§ THE TASK:
Output the material below unchanged, apart from leaving out the pictures.

§ INFORMATION GIVEN:

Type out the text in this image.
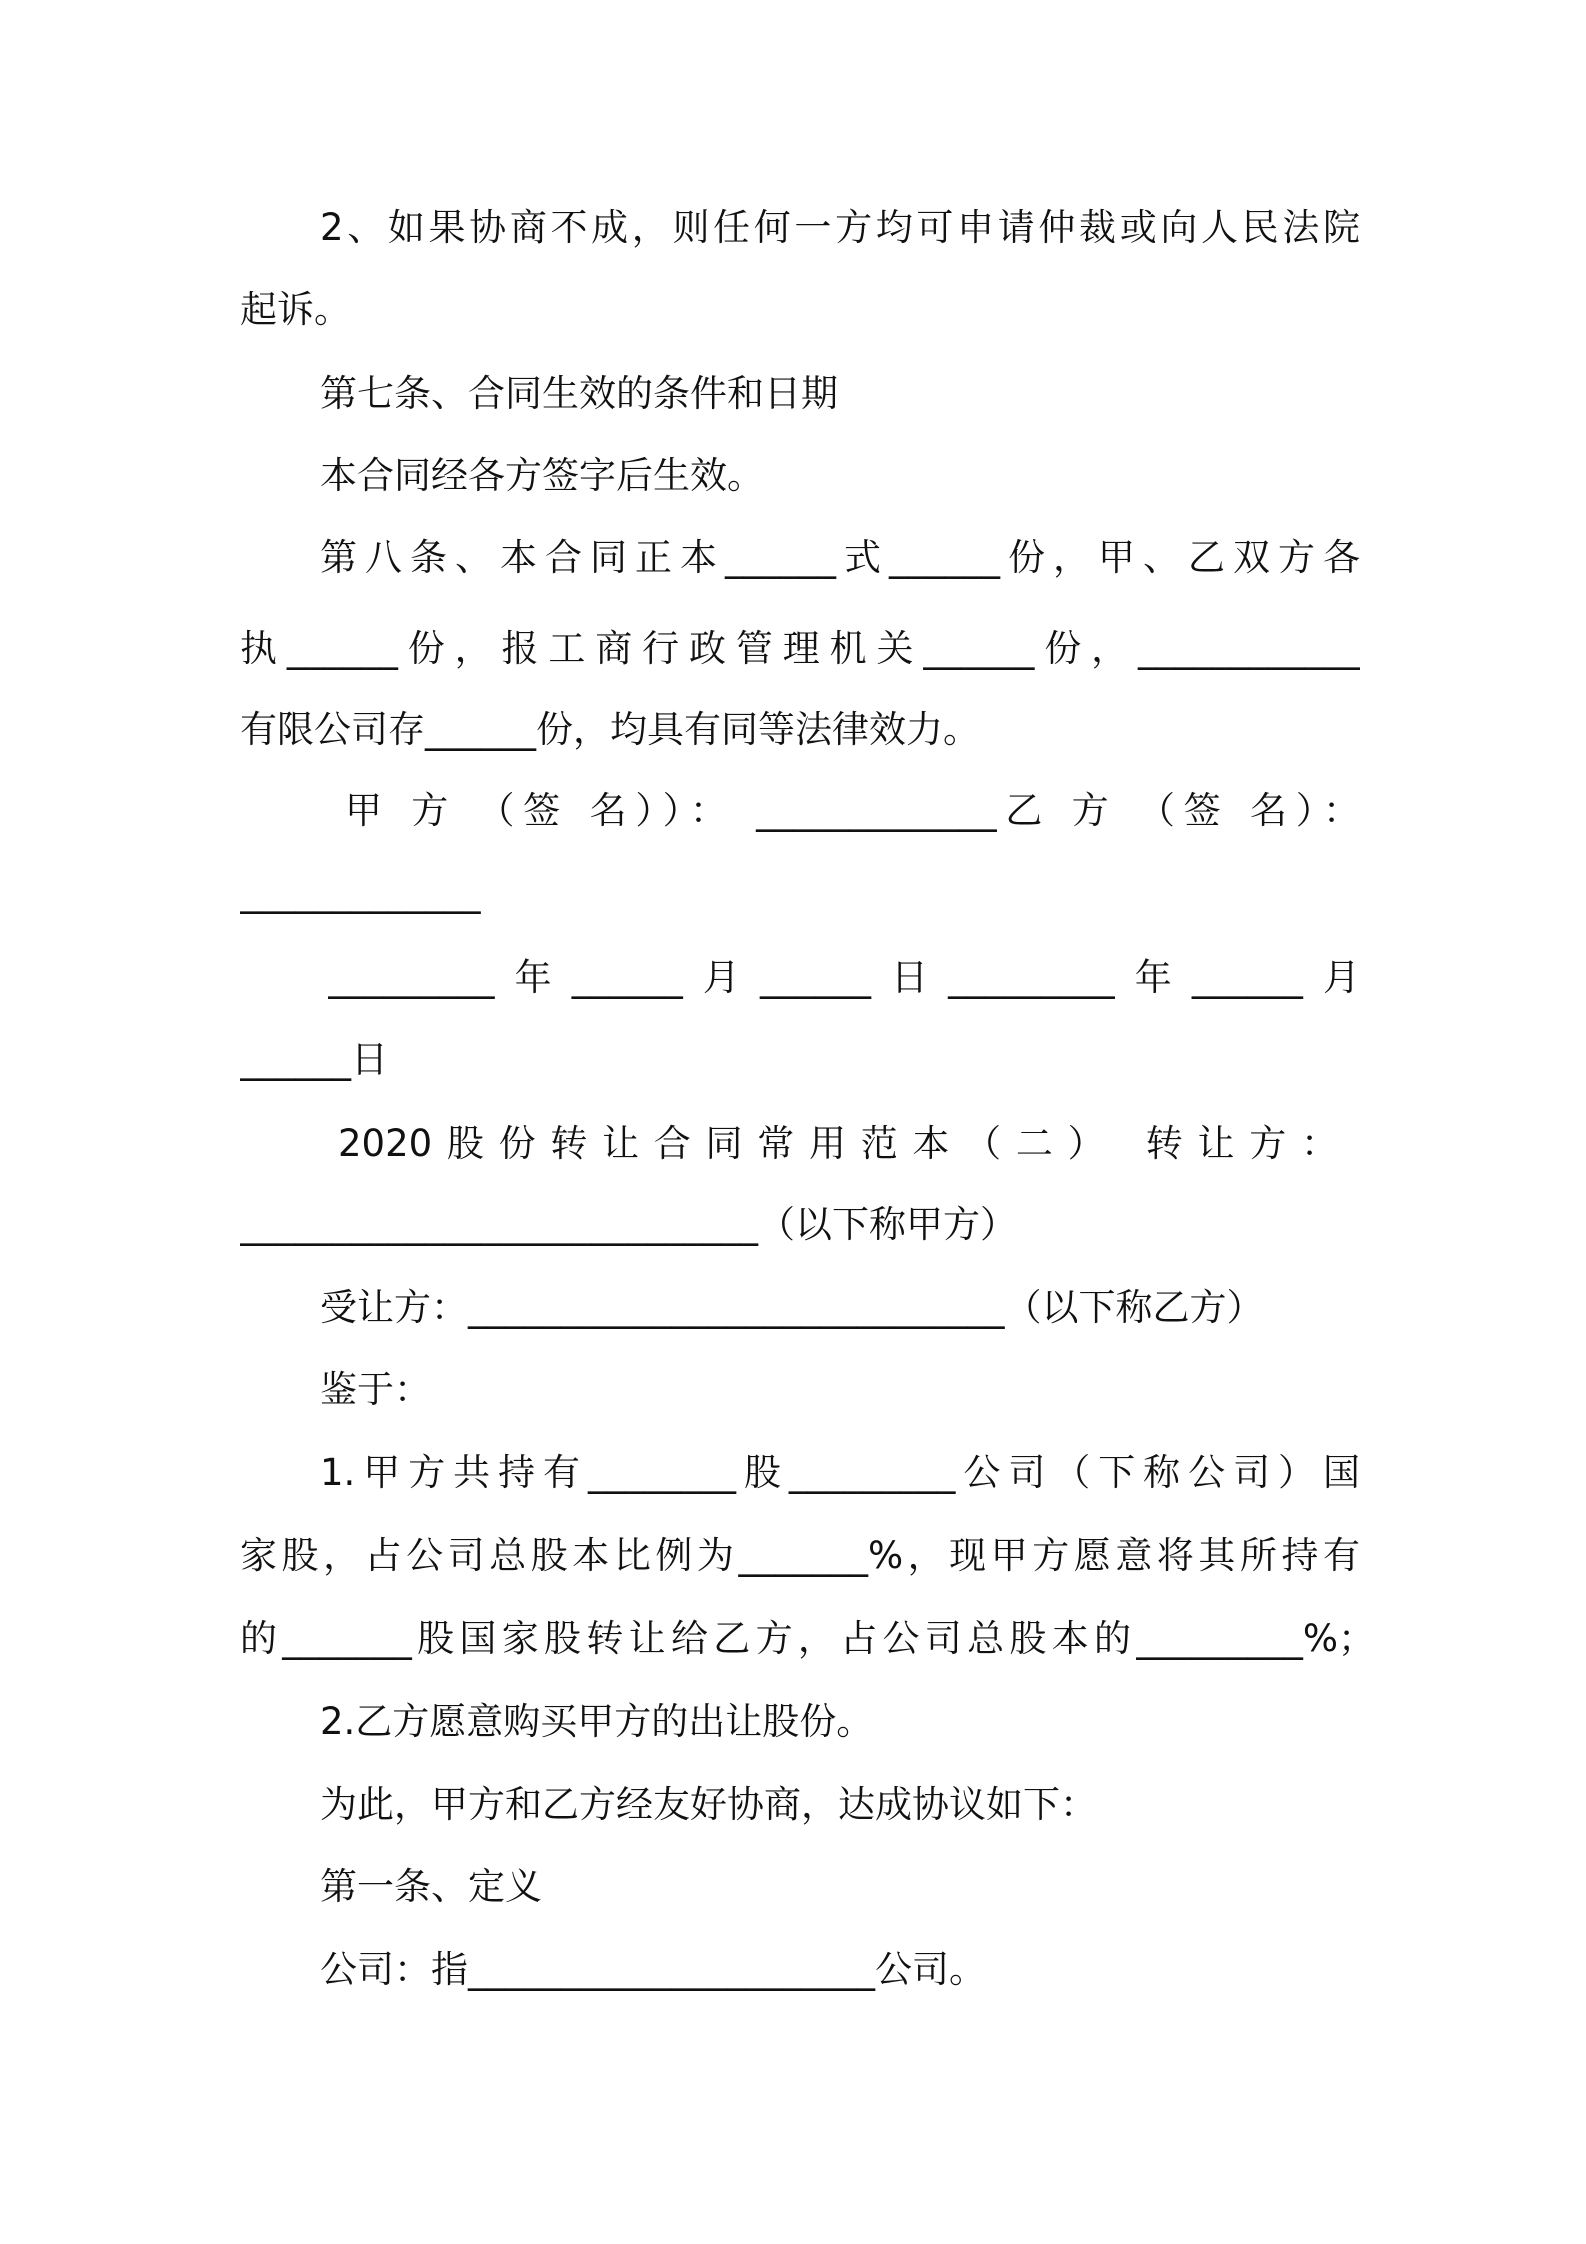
2、如果协商不成，则任何一方均可申请仲裁或向人民法院

起诉。

第七条、合同生效的条件和日期

本合同经各方签字后生效。

第八条、本合同正本______式______份，甲、乙双方各

执______份，报工商行政管理机关______份，____________

有限公司存______份，均具有同等法律效力。

甲 方 （签 名））： _____________乙 方 （签 名）：

_____________

_________年______月______日_________年______月

______日

2020股份转让合同常用范本（二） 转让方：

____________________________（以下称甲方）

受让方：_____________________________（以下称乙方）

鉴于：

1.甲方共持有________股_________公司（下称公司）国

家股，占公司总股本比例为_______%，现甲方愿意将其所持有

的_______股国家股转让给乙方，占公司总股本的_________%；

2.乙方愿意购买甲方的出让股份。

为此，甲方和乙方经友好协商，达成协议如下：

第一条、定义

公司：指______________________公司。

§ SOLUTION TO THE EXERCISE:
Type out the text in this image.
2、如果协商不成，则任何一方均可申请仲裁或向人民法院

起诉。

第七条、合同生效的条件和日期

本合同经各方签字后生效。

第八条、本合同正本______式______份，甲、乙双方各

执______份，报工商行政管理机关______份，____________

有限公司存______份，均具有同等法律效力。

甲 方 （签 名））： _____________乙 方 （签 名）：

_____________

_________年______月______日_________年______月

______日

2020股份转让合同常用范本（二） 转让方：

____________________________（以下称甲方）

受让方：_____________________________（以下称乙方）

鉴于：

1.甲方共持有________股_________公司（下称公司）国

家股，占公司总股本比例为_______%，现甲方愿意将其所持有

的_______股国家股转让给乙方，占公司总股本的_________%；

2.乙方愿意购买甲方的出让股份。

为此，甲方和乙方经友好协商，达成协议如下：

第一条、定义

公司：指______________________公司。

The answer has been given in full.